WORK INSTRUCTIONS: Could you copy every line from the material below in which "JSON" appears?
-- BEGIN GIVEN DATA --
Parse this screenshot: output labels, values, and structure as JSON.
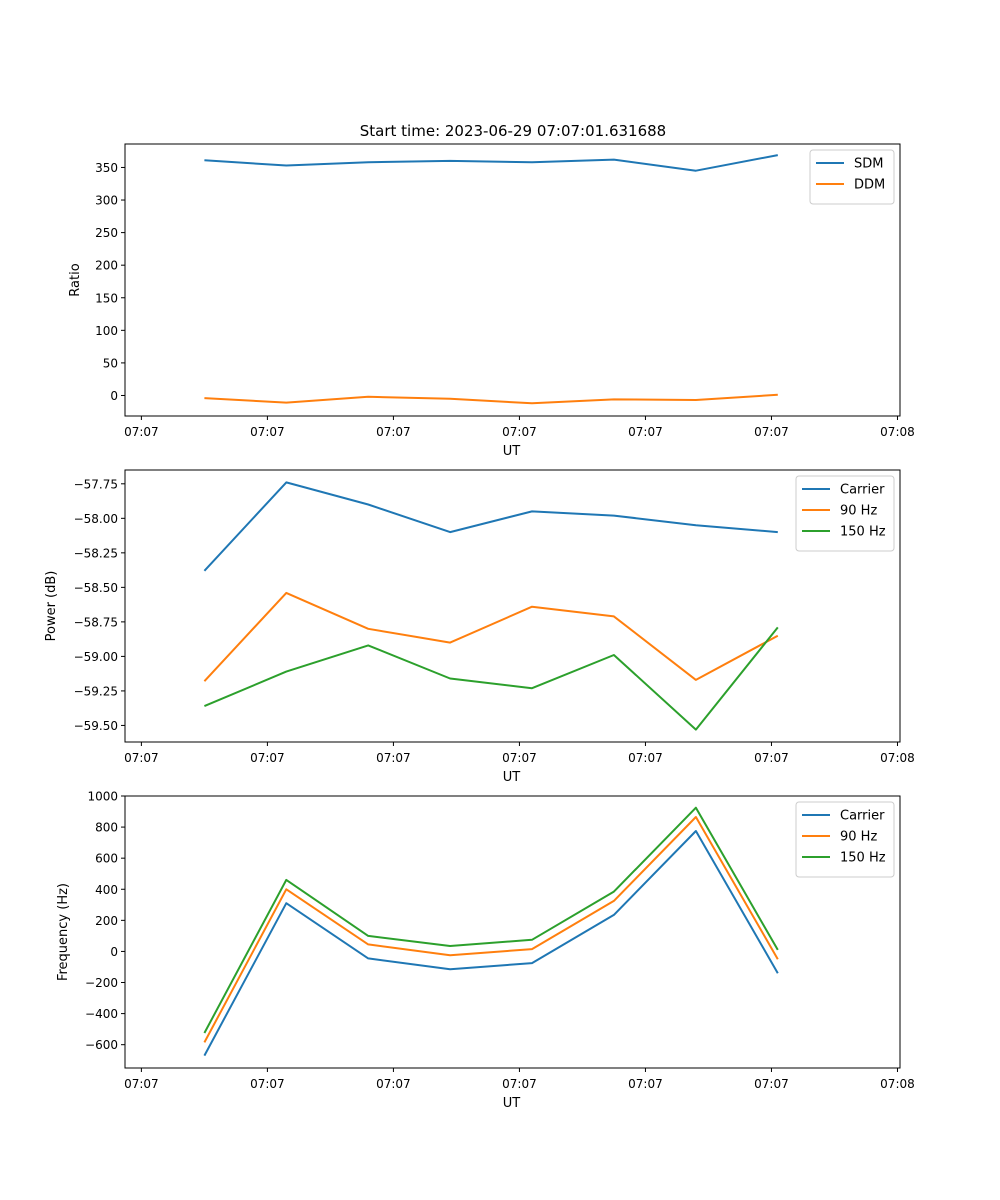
{
  "figure": {
    "title": "Start time: 2023-06-29 07:07:01.631688"
  },
  "chart_data": [
    {
      "type": "line",
      "title": "Start time: 2023-06-29 07:07:01.631688",
      "xlabel": "UT",
      "ylabel": "Ratio",
      "x_tick_labels": [
        "07:07",
        "07:07",
        "07:07",
        "07:07",
        "07:07",
        "07:07",
        "07:08"
      ],
      "x_ticks_s": [
        0,
        1,
        2,
        3,
        4,
        5,
        6
      ],
      "x_s": [
        0.5,
        1.15,
        1.8,
        2.45,
        3.1,
        3.75,
        4.4,
        5.05
      ],
      "xlim_s": [
        -0.13,
        6.02
      ],
      "y_ticks": [
        0,
        50,
        100,
        150,
        200,
        250,
        300,
        350
      ],
      "ylim": [
        -31.5,
        386
      ],
      "grid": false,
      "legend": "top-right",
      "series": [
        {
          "name": "SDM",
          "color": "#1f77b4",
          "values": [
            361,
            353,
            358,
            360,
            358,
            362,
            345,
            369
          ]
        },
        {
          "name": "DDM",
          "color": "#ff7f0e",
          "values": [
            -4,
            -11,
            -2,
            -5,
            -12,
            -6,
            -7,
            1
          ]
        }
      ]
    },
    {
      "type": "line",
      "xlabel": "UT",
      "ylabel": "Power (dB)",
      "x_tick_labels": [
        "07:07",
        "07:07",
        "07:07",
        "07:07",
        "07:07",
        "07:07",
        "07:08"
      ],
      "x_ticks_s": [
        0,
        1,
        2,
        3,
        4,
        5,
        6
      ],
      "x_s": [
        0.5,
        1.15,
        1.8,
        2.45,
        3.1,
        3.75,
        4.4,
        5.05
      ],
      "xlim_s": [
        -0.13,
        6.02
      ],
      "y_ticks": [
        -57.75,
        -58.0,
        -58.25,
        -58.5,
        -58.75,
        -59.0,
        -59.25,
        -59.5
      ],
      "y_tick_labels": [
        "−57.75",
        "−58.00",
        "−58.25",
        "−58.50",
        "−58.75",
        "−59.00",
        "−59.25",
        "−59.50"
      ],
      "ylim": [
        -59.62,
        -57.65
      ],
      "grid": false,
      "legend": "top-right",
      "series": [
        {
          "name": "Carrier",
          "color": "#1f77b4",
          "values": [
            -58.38,
            -57.74,
            -57.9,
            -58.1,
            -57.95,
            -57.98,
            -58.05,
            -58.1
          ]
        },
        {
          "name": "90 Hz",
          "color": "#ff7f0e",
          "values": [
            -59.18,
            -58.54,
            -58.8,
            -58.9,
            -58.64,
            -58.71,
            -59.17,
            -58.85
          ]
        },
        {
          "name": "150 Hz",
          "color": "#2ca02c",
          "values": [
            -59.36,
            -59.11,
            -58.92,
            -59.16,
            -59.23,
            -58.99,
            -59.53,
            -58.79
          ]
        }
      ]
    },
    {
      "type": "line",
      "xlabel": "UT",
      "ylabel": "Frequency (Hz)",
      "x_tick_labels": [
        "07:07",
        "07:07",
        "07:07",
        "07:07",
        "07:07",
        "07:07",
        "07:08"
      ],
      "x_ticks_s": [
        0,
        1,
        2,
        3,
        4,
        5,
        6
      ],
      "x_s": [
        0.5,
        1.15,
        1.8,
        2.45,
        3.1,
        3.75,
        4.4,
        5.05
      ],
      "xlim_s": [
        -0.13,
        6.02
      ],
      "y_ticks": [
        1000,
        800,
        600,
        400,
        200,
        0,
        -200,
        -400,
        -600
      ],
      "y_tick_labels": [
        "1000",
        "800",
        "600",
        "400",
        "200",
        "0",
        "−200",
        "−400",
        "−600"
      ],
      "ylim": [
        -750,
        1000
      ],
      "grid": false,
      "legend": "top-right",
      "series": [
        {
          "name": "Carrier",
          "color": "#1f77b4",
          "values": [
            -670,
            310,
            -45,
            -115,
            -75,
            235,
            775,
            -140
          ]
        },
        {
          "name": "90 Hz",
          "color": "#ff7f0e",
          "values": [
            -585,
            400,
            45,
            -25,
            15,
            325,
            865,
            -50
          ]
        },
        {
          "name": "150 Hz",
          "color": "#2ca02c",
          "values": [
            -525,
            460,
            100,
            35,
            75,
            385,
            925,
            10
          ]
        }
      ]
    }
  ]
}
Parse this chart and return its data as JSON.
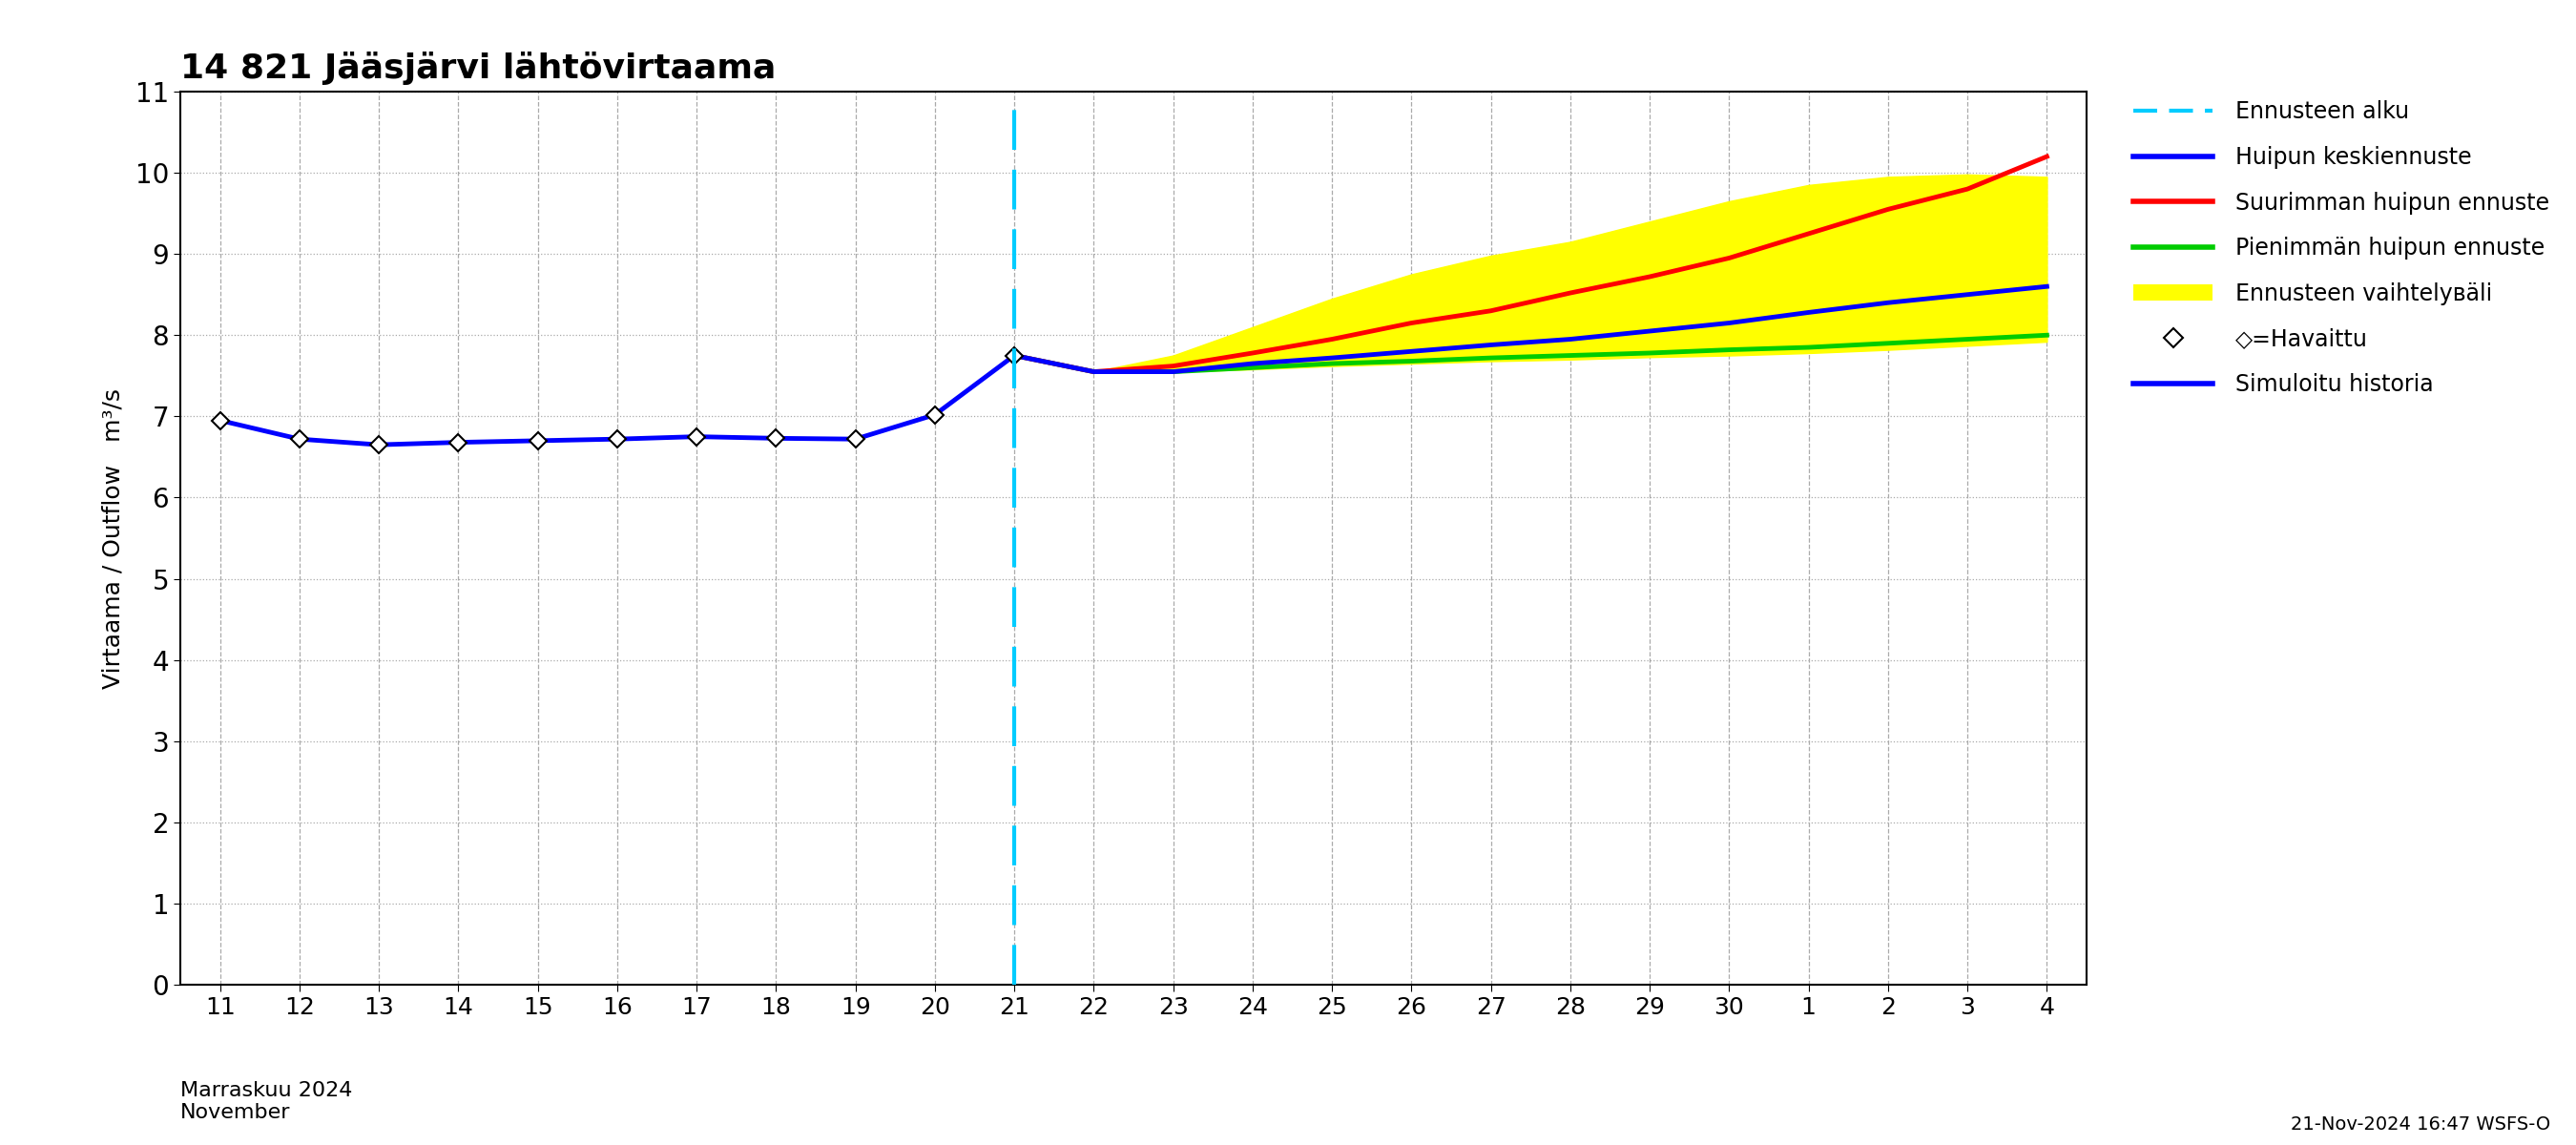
{
  "title": "14 821 Jääsjärvi lähtövirtaama",
  "ylabel": "Virtaama / Outflow   m³/s",
  "ylim": [
    0,
    11
  ],
  "yticks": [
    0,
    1,
    2,
    3,
    4,
    5,
    6,
    7,
    8,
    9,
    10,
    11
  ],
  "xlabel_bottom": "Marraskuu 2024\nNovember",
  "timestamp_label": "21-Nov-2024 16:47 WSFS-O",
  "forecast_start_x": 21,
  "xtick_labels": [
    "11",
    "12",
    "13",
    "14",
    "15",
    "16",
    "17",
    "18",
    "19",
    "20",
    "21",
    "22",
    "23",
    "24",
    "25",
    "26",
    "27",
    "28",
    "29",
    "30",
    "1",
    "2",
    "3",
    "4"
  ],
  "xtick_positions": [
    11,
    12,
    13,
    14,
    15,
    16,
    17,
    18,
    19,
    20,
    21,
    22,
    23,
    24,
    25,
    26,
    27,
    28,
    29,
    30,
    31,
    32,
    33,
    34
  ],
  "history_x": [
    11,
    12,
    13,
    14,
    15,
    16,
    17,
    18,
    19,
    20,
    21
  ],
  "history_y": [
    6.95,
    6.72,
    6.65,
    6.68,
    6.7,
    6.72,
    6.75,
    6.73,
    6.72,
    7.02,
    7.75
  ],
  "observed_x": [
    11,
    12,
    13,
    14,
    15,
    16,
    17,
    18,
    19,
    20,
    21
  ],
  "observed_y": [
    6.95,
    6.72,
    6.65,
    6.68,
    6.7,
    6.72,
    6.75,
    6.73,
    6.72,
    7.02,
    7.75
  ],
  "mean_forecast_x": [
    21,
    22,
    23,
    24,
    25,
    26,
    27,
    28,
    29,
    30,
    31,
    32,
    33,
    34
  ],
  "mean_forecast_y": [
    7.75,
    7.55,
    7.55,
    7.65,
    7.72,
    7.8,
    7.88,
    7.95,
    8.05,
    8.15,
    8.28,
    8.4,
    8.5,
    8.6
  ],
  "max_forecast_x": [
    21,
    22,
    23,
    24,
    25,
    26,
    27,
    28,
    29,
    30,
    31,
    32,
    33,
    34
  ],
  "max_forecast_y": [
    7.75,
    7.55,
    7.62,
    7.78,
    7.95,
    8.15,
    8.3,
    8.52,
    8.72,
    8.95,
    9.25,
    9.55,
    9.8,
    10.2
  ],
  "min_forecast_x": [
    21,
    22,
    23,
    24,
    25,
    26,
    27,
    28,
    29,
    30,
    31,
    32,
    33,
    34
  ],
  "min_forecast_y": [
    7.75,
    7.55,
    7.55,
    7.6,
    7.65,
    7.68,
    7.72,
    7.75,
    7.78,
    7.82,
    7.85,
    7.9,
    7.95,
    8.0
  ],
  "fill_upper_x": [
    21,
    22,
    23,
    24,
    25,
    26,
    27,
    28,
    29,
    30,
    31,
    32,
    33,
    34
  ],
  "fill_upper_y": [
    7.75,
    7.55,
    7.75,
    8.1,
    8.45,
    8.75,
    8.98,
    9.15,
    9.4,
    9.65,
    9.85,
    9.95,
    9.98,
    9.95
  ],
  "fill_lower_x": [
    21,
    22,
    23,
    24,
    25,
    26,
    27,
    28,
    29,
    30,
    31,
    32,
    33,
    34
  ],
  "fill_lower_y": [
    7.75,
    7.55,
    7.55,
    7.58,
    7.62,
    7.65,
    7.68,
    7.7,
    7.73,
    7.75,
    7.78,
    7.82,
    7.87,
    7.92
  ],
  "history_color": "#0000ff",
  "mean_forecast_color": "#0000ff",
  "max_forecast_color": "#ff0000",
  "min_forecast_color": "#00cc00",
  "fill_color": "#ffff00",
  "observed_color": "#000000",
  "forecast_vline_color": "#00ccff",
  "background_color": "#ffffff",
  "grid_color": "#aaaaaa"
}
-- END GIVEN DATA --
REPLY:
Parse this screenshot: output labels, values, and structure as JSON.
Parse this chart and return its data as JSON.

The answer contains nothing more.